======== GIVEN DATA
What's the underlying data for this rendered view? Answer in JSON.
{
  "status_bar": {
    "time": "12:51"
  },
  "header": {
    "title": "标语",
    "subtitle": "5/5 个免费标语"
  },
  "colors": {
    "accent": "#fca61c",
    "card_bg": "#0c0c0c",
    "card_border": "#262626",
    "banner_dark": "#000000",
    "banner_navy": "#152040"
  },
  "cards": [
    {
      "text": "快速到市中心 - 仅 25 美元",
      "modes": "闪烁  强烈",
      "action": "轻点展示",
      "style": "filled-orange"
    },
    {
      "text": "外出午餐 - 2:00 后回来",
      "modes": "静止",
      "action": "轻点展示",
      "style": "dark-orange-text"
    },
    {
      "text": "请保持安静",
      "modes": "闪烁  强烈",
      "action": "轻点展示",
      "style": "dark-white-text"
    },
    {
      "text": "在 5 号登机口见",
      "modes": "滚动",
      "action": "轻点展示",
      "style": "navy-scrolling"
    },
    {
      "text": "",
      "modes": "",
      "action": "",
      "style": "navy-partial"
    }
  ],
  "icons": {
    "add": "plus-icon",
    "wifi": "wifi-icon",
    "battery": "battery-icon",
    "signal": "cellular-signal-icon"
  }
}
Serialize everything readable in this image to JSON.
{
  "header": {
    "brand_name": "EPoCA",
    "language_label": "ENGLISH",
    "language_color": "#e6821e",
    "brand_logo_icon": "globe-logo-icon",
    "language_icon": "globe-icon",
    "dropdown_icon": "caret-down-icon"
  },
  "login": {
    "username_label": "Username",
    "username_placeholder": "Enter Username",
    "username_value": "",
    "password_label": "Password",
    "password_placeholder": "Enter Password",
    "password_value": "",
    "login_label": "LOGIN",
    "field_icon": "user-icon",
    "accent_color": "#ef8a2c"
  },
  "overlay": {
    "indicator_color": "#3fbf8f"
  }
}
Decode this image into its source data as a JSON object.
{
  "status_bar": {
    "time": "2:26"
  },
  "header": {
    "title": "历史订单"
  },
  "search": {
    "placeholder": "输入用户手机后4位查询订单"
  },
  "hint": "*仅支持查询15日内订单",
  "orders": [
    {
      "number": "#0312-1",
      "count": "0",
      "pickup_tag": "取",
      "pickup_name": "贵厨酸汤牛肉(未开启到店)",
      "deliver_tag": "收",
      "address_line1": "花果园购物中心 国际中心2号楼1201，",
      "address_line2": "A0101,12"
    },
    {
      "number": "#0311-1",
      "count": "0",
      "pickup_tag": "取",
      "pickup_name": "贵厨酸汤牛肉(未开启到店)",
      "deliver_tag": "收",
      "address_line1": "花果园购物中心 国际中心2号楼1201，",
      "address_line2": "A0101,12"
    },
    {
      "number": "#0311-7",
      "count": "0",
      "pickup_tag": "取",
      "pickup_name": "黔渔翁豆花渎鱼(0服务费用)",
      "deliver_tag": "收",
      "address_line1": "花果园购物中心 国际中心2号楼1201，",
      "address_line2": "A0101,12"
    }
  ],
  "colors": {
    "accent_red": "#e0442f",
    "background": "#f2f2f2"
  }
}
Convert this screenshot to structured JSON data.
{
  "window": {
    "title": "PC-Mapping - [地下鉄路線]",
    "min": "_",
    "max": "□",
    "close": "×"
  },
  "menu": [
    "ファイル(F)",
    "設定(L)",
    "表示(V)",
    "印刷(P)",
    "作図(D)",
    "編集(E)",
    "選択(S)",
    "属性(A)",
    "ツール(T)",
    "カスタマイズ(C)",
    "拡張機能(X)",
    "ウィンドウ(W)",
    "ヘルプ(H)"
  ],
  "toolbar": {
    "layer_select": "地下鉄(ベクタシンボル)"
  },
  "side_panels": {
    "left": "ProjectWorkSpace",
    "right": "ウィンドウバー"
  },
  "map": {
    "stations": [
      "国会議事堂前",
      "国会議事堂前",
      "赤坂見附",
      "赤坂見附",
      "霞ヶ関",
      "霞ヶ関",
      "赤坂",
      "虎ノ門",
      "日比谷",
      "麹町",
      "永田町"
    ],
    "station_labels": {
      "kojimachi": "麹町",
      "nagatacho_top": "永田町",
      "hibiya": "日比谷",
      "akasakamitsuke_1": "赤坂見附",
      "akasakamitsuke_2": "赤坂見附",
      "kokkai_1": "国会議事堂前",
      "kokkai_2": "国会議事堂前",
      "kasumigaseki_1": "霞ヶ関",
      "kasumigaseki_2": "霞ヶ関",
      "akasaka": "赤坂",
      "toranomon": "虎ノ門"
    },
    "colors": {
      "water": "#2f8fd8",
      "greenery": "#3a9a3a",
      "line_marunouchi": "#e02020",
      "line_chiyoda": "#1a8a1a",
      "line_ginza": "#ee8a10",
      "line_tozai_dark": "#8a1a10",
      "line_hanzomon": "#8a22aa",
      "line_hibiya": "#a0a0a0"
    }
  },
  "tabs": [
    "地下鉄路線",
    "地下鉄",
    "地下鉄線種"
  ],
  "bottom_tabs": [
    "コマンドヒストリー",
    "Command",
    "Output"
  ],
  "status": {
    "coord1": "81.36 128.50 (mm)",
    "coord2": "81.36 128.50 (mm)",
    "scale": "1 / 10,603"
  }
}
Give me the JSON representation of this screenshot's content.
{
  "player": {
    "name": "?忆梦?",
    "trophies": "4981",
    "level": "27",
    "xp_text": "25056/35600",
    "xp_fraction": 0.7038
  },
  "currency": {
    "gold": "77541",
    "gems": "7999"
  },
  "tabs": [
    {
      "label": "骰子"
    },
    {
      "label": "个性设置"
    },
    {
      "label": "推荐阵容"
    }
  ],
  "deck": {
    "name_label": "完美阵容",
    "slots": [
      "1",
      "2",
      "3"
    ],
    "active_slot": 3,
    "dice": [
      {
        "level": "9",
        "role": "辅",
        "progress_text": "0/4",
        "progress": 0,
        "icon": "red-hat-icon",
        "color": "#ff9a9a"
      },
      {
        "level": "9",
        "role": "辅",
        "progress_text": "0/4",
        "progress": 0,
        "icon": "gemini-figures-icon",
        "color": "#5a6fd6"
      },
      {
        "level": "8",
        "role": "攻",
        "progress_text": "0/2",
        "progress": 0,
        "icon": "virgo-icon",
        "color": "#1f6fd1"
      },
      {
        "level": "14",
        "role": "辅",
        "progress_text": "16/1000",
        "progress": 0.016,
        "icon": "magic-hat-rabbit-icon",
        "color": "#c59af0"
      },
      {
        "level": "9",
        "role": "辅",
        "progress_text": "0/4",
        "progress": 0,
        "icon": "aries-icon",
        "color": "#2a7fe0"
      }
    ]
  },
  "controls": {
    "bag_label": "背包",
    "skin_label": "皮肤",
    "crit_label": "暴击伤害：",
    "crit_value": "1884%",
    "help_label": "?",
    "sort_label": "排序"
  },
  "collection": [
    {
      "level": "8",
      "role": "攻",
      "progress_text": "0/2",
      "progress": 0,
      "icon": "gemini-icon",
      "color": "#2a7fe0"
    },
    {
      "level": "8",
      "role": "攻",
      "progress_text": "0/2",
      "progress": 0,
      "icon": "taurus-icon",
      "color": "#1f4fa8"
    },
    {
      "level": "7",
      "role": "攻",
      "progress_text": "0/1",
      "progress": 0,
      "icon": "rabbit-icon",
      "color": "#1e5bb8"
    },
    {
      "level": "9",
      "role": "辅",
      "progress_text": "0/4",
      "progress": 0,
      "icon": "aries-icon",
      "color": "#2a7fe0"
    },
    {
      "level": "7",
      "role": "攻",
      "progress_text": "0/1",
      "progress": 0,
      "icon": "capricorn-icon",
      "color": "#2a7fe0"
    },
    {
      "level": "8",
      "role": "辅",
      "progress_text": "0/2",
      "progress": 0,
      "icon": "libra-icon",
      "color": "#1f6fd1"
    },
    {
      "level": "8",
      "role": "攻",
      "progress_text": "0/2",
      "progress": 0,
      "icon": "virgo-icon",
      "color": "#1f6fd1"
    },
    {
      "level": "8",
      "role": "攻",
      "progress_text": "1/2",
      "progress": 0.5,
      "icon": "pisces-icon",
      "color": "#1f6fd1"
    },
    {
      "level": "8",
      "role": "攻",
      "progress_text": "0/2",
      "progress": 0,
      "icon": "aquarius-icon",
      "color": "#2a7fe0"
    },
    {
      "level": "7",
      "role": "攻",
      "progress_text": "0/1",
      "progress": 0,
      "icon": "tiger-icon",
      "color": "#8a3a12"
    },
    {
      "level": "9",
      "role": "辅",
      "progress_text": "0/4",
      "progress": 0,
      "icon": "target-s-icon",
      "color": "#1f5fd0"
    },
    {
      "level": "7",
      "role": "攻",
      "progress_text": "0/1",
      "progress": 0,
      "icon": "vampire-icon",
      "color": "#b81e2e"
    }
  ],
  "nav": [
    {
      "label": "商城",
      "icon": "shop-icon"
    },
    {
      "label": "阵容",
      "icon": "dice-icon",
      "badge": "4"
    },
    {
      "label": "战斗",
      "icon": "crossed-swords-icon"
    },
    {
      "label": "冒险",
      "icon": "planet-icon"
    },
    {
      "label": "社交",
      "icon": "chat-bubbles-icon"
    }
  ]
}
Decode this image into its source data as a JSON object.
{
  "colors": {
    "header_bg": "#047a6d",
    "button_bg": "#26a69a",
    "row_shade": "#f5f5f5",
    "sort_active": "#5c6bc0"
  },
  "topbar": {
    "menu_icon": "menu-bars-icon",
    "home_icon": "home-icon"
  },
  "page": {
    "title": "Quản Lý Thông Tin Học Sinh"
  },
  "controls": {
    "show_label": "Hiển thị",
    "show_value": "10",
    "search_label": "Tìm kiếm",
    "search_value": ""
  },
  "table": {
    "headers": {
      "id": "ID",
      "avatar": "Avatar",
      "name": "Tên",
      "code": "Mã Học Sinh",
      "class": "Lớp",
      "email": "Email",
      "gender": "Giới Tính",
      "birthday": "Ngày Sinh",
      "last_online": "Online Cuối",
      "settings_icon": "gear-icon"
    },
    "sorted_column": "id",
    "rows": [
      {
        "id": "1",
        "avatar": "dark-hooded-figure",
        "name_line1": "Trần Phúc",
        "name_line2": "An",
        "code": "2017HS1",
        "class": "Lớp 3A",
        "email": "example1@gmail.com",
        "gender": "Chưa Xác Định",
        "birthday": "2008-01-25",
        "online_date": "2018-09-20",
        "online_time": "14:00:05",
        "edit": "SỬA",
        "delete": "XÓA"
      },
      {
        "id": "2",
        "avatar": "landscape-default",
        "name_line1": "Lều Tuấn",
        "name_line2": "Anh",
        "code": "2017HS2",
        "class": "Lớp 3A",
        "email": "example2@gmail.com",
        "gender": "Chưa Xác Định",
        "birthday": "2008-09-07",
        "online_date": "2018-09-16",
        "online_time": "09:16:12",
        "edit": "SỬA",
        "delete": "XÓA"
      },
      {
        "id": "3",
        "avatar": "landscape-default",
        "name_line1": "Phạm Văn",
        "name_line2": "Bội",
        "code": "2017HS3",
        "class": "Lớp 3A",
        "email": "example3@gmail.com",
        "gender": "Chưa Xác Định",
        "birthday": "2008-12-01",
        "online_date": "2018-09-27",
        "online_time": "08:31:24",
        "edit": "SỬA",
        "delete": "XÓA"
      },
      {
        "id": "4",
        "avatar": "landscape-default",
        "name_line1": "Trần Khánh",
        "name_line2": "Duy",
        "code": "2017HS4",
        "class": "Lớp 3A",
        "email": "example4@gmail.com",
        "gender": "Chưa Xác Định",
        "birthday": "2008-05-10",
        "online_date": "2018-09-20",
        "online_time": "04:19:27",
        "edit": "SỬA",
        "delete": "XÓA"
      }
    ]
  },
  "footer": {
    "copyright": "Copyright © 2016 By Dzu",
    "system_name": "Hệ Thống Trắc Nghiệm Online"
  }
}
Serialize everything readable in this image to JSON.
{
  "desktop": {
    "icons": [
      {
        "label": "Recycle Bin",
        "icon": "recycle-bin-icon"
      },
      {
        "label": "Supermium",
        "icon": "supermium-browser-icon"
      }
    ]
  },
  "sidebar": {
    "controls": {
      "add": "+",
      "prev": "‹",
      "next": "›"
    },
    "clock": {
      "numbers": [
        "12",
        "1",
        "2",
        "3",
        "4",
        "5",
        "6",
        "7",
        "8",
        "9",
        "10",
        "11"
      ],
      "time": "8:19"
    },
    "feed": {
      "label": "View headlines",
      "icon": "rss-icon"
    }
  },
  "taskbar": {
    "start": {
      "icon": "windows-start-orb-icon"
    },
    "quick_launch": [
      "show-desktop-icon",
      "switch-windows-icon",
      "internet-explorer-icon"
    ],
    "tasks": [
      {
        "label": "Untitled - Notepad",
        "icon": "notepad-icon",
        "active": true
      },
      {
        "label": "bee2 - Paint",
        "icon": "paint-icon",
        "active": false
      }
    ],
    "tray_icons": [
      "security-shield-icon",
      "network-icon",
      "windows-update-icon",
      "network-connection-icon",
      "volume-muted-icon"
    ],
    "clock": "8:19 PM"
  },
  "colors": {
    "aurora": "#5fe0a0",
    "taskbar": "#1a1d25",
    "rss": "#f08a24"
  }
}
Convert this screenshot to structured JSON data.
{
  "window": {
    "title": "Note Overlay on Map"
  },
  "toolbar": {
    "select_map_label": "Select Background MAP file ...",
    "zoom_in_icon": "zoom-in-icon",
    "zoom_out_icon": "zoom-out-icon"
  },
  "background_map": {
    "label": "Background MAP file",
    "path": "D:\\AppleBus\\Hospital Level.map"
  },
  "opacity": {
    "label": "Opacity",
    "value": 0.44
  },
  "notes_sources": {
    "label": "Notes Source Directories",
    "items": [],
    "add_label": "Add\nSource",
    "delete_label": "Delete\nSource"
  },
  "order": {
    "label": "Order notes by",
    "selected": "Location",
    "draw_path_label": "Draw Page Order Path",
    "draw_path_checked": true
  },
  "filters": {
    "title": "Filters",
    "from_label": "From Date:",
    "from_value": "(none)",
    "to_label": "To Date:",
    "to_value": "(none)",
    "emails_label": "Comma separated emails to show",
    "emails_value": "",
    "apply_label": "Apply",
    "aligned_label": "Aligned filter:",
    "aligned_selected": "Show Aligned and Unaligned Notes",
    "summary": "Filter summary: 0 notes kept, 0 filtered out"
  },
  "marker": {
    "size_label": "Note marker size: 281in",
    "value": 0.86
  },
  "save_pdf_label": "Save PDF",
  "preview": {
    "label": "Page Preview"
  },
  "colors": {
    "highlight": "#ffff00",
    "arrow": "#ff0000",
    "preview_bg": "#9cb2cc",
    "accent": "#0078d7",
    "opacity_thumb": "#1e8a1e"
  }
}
================
▶ _TASK_
Return from the data every line that holds "orange".

▶ _OUTPUT OF THE TASK_
      "style": "filled-orange"
      "style": "dark-orange-text"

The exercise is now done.